THE REQUEST:
Scan the entries below for the word "birth". Copy each line that has it.

DATA PROVIDED:
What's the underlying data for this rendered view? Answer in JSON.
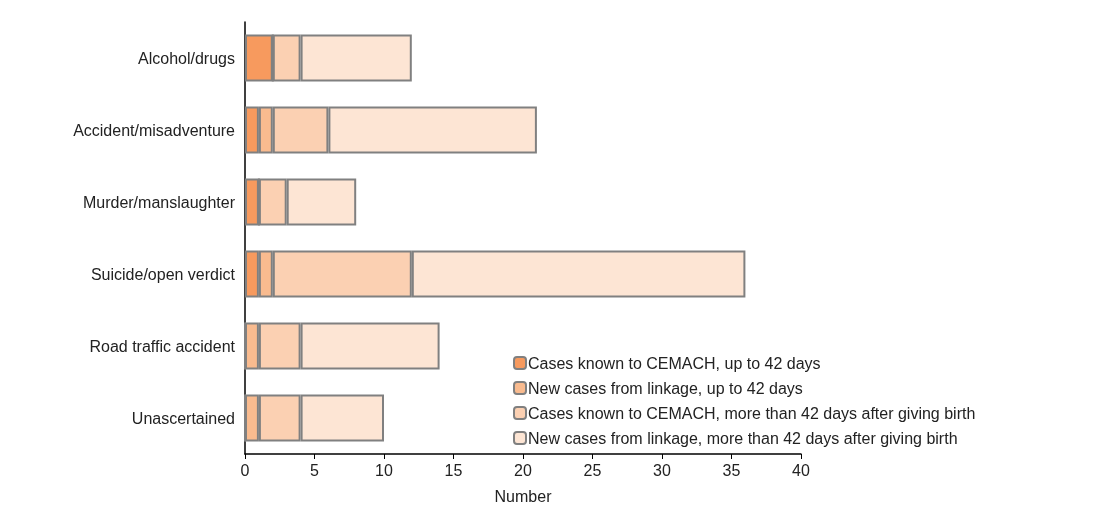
{
  "chart_data": {
    "type": "bar",
    "orientation": "horizontal",
    "stacked": true,
    "xlabel": "Number",
    "categories": [
      "Alcohol/drugs",
      "Accident/misadventure",
      "Murder/manslaughter",
      "Suicide/open verdict",
      "Road traffic accident",
      "Unascertained"
    ],
    "series": [
      {
        "name": "Cases known to CEMACH, up to 42 days",
        "color": "#f79a5e",
        "values": [
          2,
          1,
          1,
          1,
          0,
          0
        ]
      },
      {
        "name": "New cases from linkage, up to 42 days",
        "color": "#f9bb8f",
        "values": [
          0,
          1,
          0,
          1,
          1,
          1
        ]
      },
      {
        "name": "Cases known to CEMACH, more than 42 days after giving birth",
        "color": "#fbd0b2",
        "values": [
          2,
          4,
          2,
          10,
          3,
          3
        ]
      },
      {
        "name": "New cases from linkage, more than 42 days after giving birth",
        "color": "#fde5d4",
        "values": [
          8,
          15,
          5,
          24,
          10,
          6
        ]
      }
    ],
    "xlim": [
      0,
      40
    ],
    "xticks": [
      0,
      5,
      10,
      15,
      20,
      25,
      30,
      35,
      40
    ],
    "grid": false,
    "legend": "bottom right"
  }
}
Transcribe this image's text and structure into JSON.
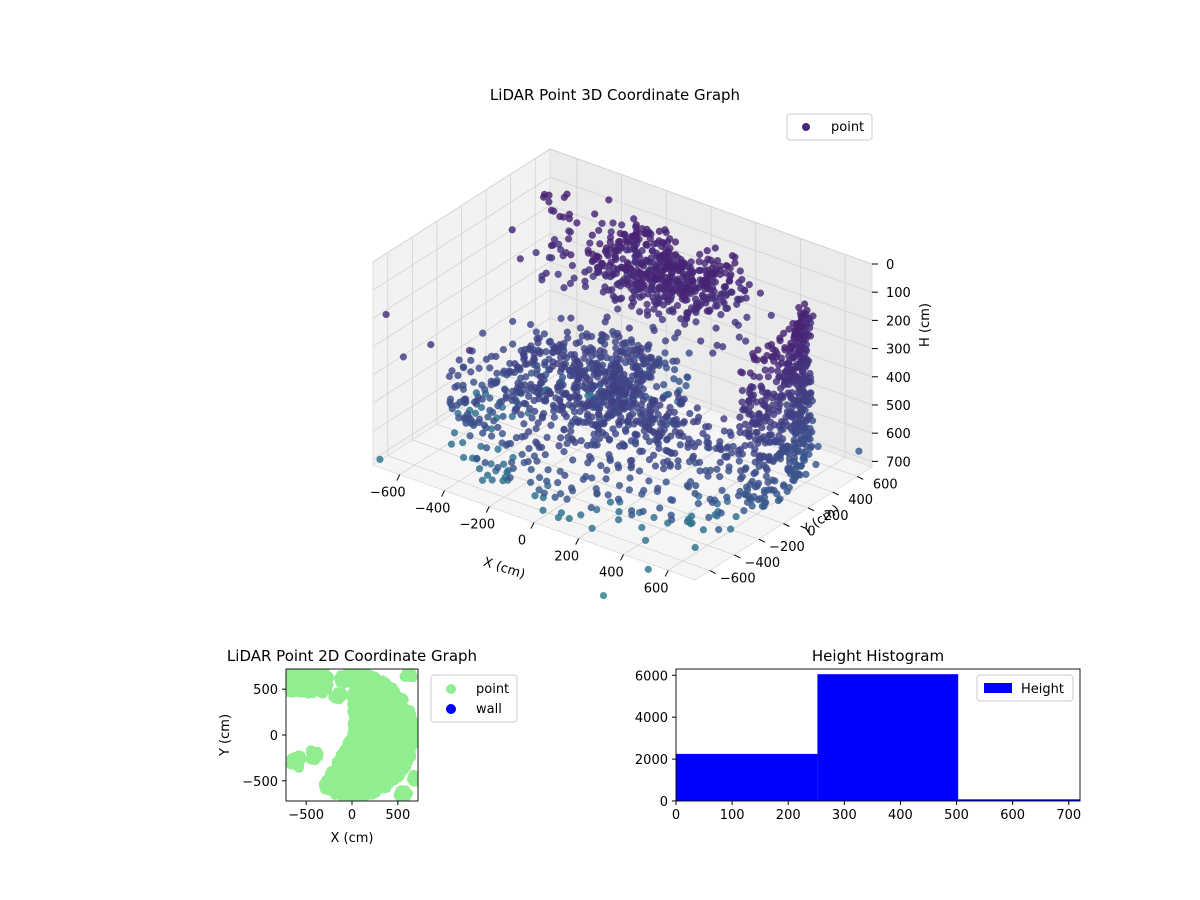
{
  "figure": {
    "background": "#ffffff"
  },
  "chart_data": [
    {
      "id": "chart3d",
      "type": "scatter",
      "projection": "3d",
      "title": "LiDAR Point 3D Coordinate Graph",
      "xlabel": "X (cm)",
      "ylabel": "Y (cm)",
      "zlabel": "H (cm)",
      "xlim": [
        -720,
        720
      ],
      "ylim": [
        -720,
        720
      ],
      "zlim": [
        0,
        720
      ],
      "z_inverted": true,
      "xticks": [
        -600,
        -400,
        -200,
        0,
        200,
        400,
        600
      ],
      "yticks": [
        -600,
        -400,
        -200,
        0,
        200,
        400,
        600
      ],
      "zticks": [
        0,
        100,
        200,
        300,
        400,
        500,
        600,
        700
      ],
      "grid": true,
      "legend": {
        "placement": "upper right",
        "entries": [
          {
            "label": "point",
            "color": "#482878"
          }
        ]
      },
      "colormap": "viridis",
      "shapes": {
        "low_ring": {
          "description": "ring of points, r about 450-700 cm, H about 400-700 cm",
          "angle_range_deg": [
            95,
            360
          ]
        },
        "upper_cluster": {
          "description": "dense patch near H 100-250 cm",
          "x_range": [
            -300,
            200
          ],
          "y_range": [
            200,
            650
          ],
          "h_range": [
            100,
            250
          ]
        },
        "curved_wall": {
          "description": "vertical curved band on the right side",
          "x_range": [
            350,
            700
          ],
          "y_range": [
            -200,
            500
          ],
          "h_range": [
            100,
            650
          ]
        }
      },
      "outliers_approx": [
        {
          "x": -700,
          "y": -650,
          "h": 200
        },
        {
          "x": -650,
          "y": -600,
          "h": 350
        },
        {
          "x": -700,
          "y": -700,
          "h": 700
        },
        {
          "x": 300,
          "y": -700,
          "h": 900
        },
        {
          "x": 500,
          "y": -700,
          "h": 750
        },
        {
          "x": 700,
          "y": 650,
          "h": 650
        },
        {
          "x": 650,
          "y": -400,
          "h": 650
        },
        {
          "x": 600,
          "y": -500,
          "h": 700
        },
        {
          "x": -500,
          "y": -650,
          "h": 250
        },
        {
          "x": -300,
          "y": -700,
          "h": 200
        },
        {
          "x": 600,
          "y": 500,
          "h": 620
        },
        {
          "x": 700,
          "y": 300,
          "h": 600
        }
      ]
    },
    {
      "id": "chart2d",
      "type": "scatter",
      "title": "LiDAR Point 2D Coordinate Graph",
      "xlabel": "X (cm)",
      "ylabel": "Y (cm)",
      "xlim": [
        -720,
        720
      ],
      "ylim": [
        -720,
        720
      ],
      "xticks": [
        -500,
        0,
        500
      ],
      "yticks": [
        -500,
        0,
        500
      ],
      "legend": {
        "placement": "outside right",
        "entries": [
          {
            "label": "point",
            "color": "#90ee90"
          },
          {
            "label": "wall",
            "color": "#0000ff"
          }
        ]
      },
      "series": [
        {
          "name": "point",
          "color": "#90ee90",
          "main_region": "points within r <= 690 cm for x >= -420, polar angle -120 to 90 degrees, plus spur to upper-left",
          "blobs": [
            {
              "x": -600,
              "y": -290,
              "r": 80
            },
            {
              "x": -420,
              "y": -220,
              "r": 60
            },
            {
              "x": -150,
              "y": 420,
              "r": 60
            },
            {
              "x": -90,
              "y": 630,
              "r": 70
            },
            {
              "x": 620,
              "y": 650,
              "r": 50
            },
            {
              "x": 690,
              "y": -480,
              "r": 55
            },
            {
              "x": 560,
              "y": -650,
              "r": 55
            }
          ]
        },
        {
          "name": "wall",
          "color": "#0000ff",
          "points": []
        }
      ]
    },
    {
      "id": "hist",
      "type": "bar",
      "title": "Height Histogram",
      "xlim": [
        0,
        720
      ],
      "ylim": [
        0,
        6300
      ],
      "xticks": [
        0,
        100,
        200,
        300,
        400,
        500,
        600,
        700
      ],
      "yticks": [
        0,
        2000,
        4000,
        6000
      ],
      "legend": {
        "placement": "upper right",
        "entries": [
          {
            "label": "Height",
            "color": "#0000ff"
          }
        ]
      },
      "bins": [
        {
          "start": 0,
          "end": 252,
          "count": 2250
        },
        {
          "start": 252,
          "end": 503,
          "count": 6050
        },
        {
          "start": 503,
          "end": 755,
          "count": 80
        }
      ],
      "color": "#0000ff"
    }
  ]
}
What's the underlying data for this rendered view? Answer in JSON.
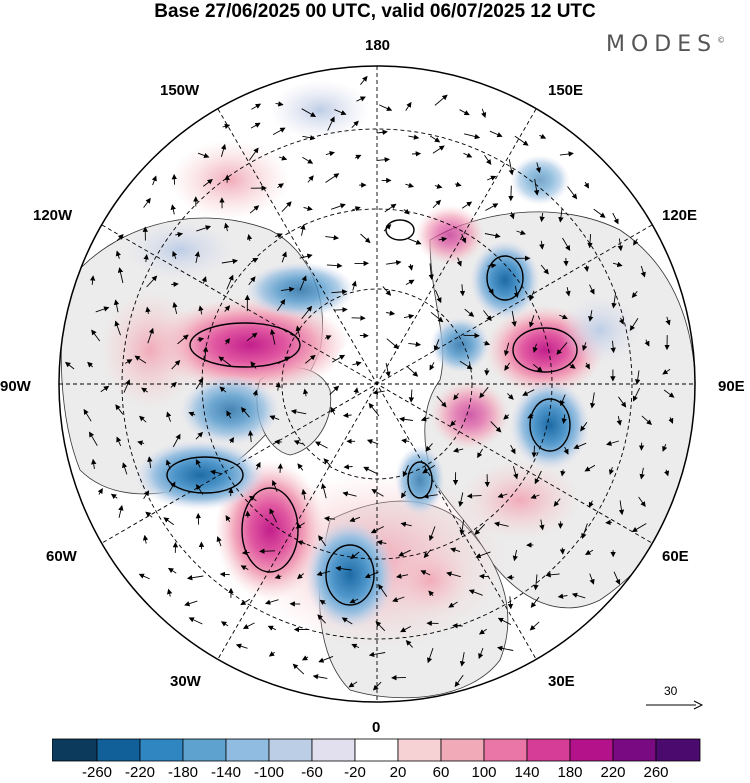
{
  "title": "Base 27/06/2025 00 UTC, valid 06/07/2025 12 UTC",
  "brand": {
    "name": "MODES",
    "mark": "©"
  },
  "map": {
    "projection": "north-polar-stereographic",
    "field": "anomaly",
    "longitude_labels": [
      "180",
      "150E",
      "120E",
      "90E",
      "60E",
      "30E",
      "0",
      "30W",
      "60W",
      "90W",
      "120W",
      "150W"
    ],
    "wind_reference": {
      "value": "30"
    },
    "centers": [
      {
        "name": "pos-center-north-atlantic",
        "sign": "+",
        "peak": 200
      },
      {
        "name": "pos-center-canada",
        "sign": "+",
        "peak": 220
      },
      {
        "name": "pos-center-siberia",
        "sign": "+",
        "peak": 160
      },
      {
        "name": "neg-center-europe-west",
        "sign": "-",
        "peak": -200
      },
      {
        "name": "neg-center-hudson",
        "sign": "-",
        "peak": -180
      },
      {
        "name": "neg-center-east-siberia",
        "sign": "-",
        "peak": -180
      }
    ]
  },
  "colorbar": {
    "ticks": [
      "-260",
      "-220",
      "-180",
      "-140",
      "-100",
      "-60",
      "-20",
      "20",
      "60",
      "100",
      "140",
      "180",
      "220",
      "260"
    ],
    "colors": [
      "#0b3a5c",
      "#12609a",
      "#2f86c0",
      "#5ea2d0",
      "#8fbce0",
      "#bccde6",
      "#e2e0ee",
      "#ffffff",
      "#f6d2d4",
      "#f1aab8",
      "#ea76a8",
      "#d63d97",
      "#b4128a",
      "#7a0a82",
      "#4b0a6e"
    ]
  }
}
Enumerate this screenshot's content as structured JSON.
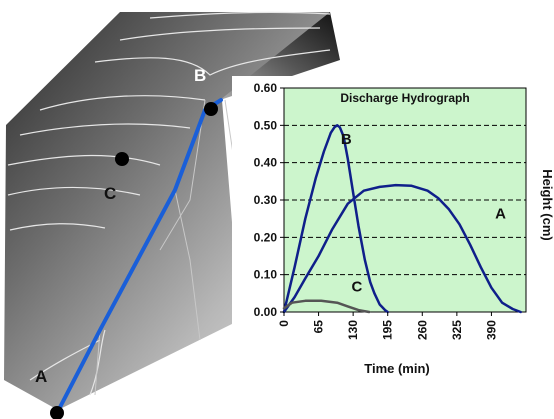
{
  "terrain": {
    "points": [
      {
        "id": "A",
        "label": "A"
      },
      {
        "id": "B",
        "label": "B"
      },
      {
        "id": "C",
        "label": "C"
      }
    ]
  },
  "chart_data": {
    "type": "line",
    "title": "Discharge Hydrograph",
    "xlabel": "Time (min)",
    "ylabel": "Height (cm)",
    "xlim": [
      0,
      455
    ],
    "ylim": [
      0,
      0.6
    ],
    "x_ticks": [
      0,
      65,
      130,
      195,
      260,
      325,
      390
    ],
    "y_ticks": [
      "0.00",
      "0.10",
      "0.20",
      "0.30",
      "0.40",
      "0.50",
      "0.60"
    ],
    "grid": "horizontal dashed",
    "background_color": "#ccf5cc",
    "series": [
      {
        "name": "B",
        "color": "#0f1f8a",
        "x": [
          0,
          20,
          40,
          60,
          75,
          88,
          95,
          100,
          105,
          112,
          120,
          130,
          140,
          152,
          162,
          170,
          180,
          190,
          195
        ],
        "y": [
          0,
          0.12,
          0.25,
          0.36,
          0.43,
          0.48,
          0.495,
          0.5,
          0.495,
          0.47,
          0.41,
          0.32,
          0.23,
          0.14,
          0.08,
          0.05,
          0.02,
          0.005,
          0
        ]
      },
      {
        "name": "A",
        "color": "#0f1f8a",
        "x": [
          0,
          20,
          40,
          65,
          90,
          120,
          150,
          180,
          210,
          240,
          270,
          290,
          310,
          330,
          350,
          370,
          390,
          410,
          430,
          445
        ],
        "y": [
          0,
          0.04,
          0.09,
          0.15,
          0.22,
          0.29,
          0.325,
          0.335,
          0.34,
          0.338,
          0.325,
          0.305,
          0.275,
          0.235,
          0.18,
          0.12,
          0.065,
          0.025,
          0.008,
          0
        ]
      },
      {
        "name": "C",
        "color": "#555555",
        "x": [
          0,
          15,
          40,
          70,
          100,
          120,
          140,
          160
        ],
        "y": [
          0.01,
          0.025,
          0.03,
          0.03,
          0.025,
          0.015,
          0.005,
          0
        ]
      }
    ]
  }
}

WORKED SOLUTION:
        "name": "Cases known to CEMACH, more than 42 days after giving birth",
        "name": "New cases from linkage, more than 42 days after giving birth",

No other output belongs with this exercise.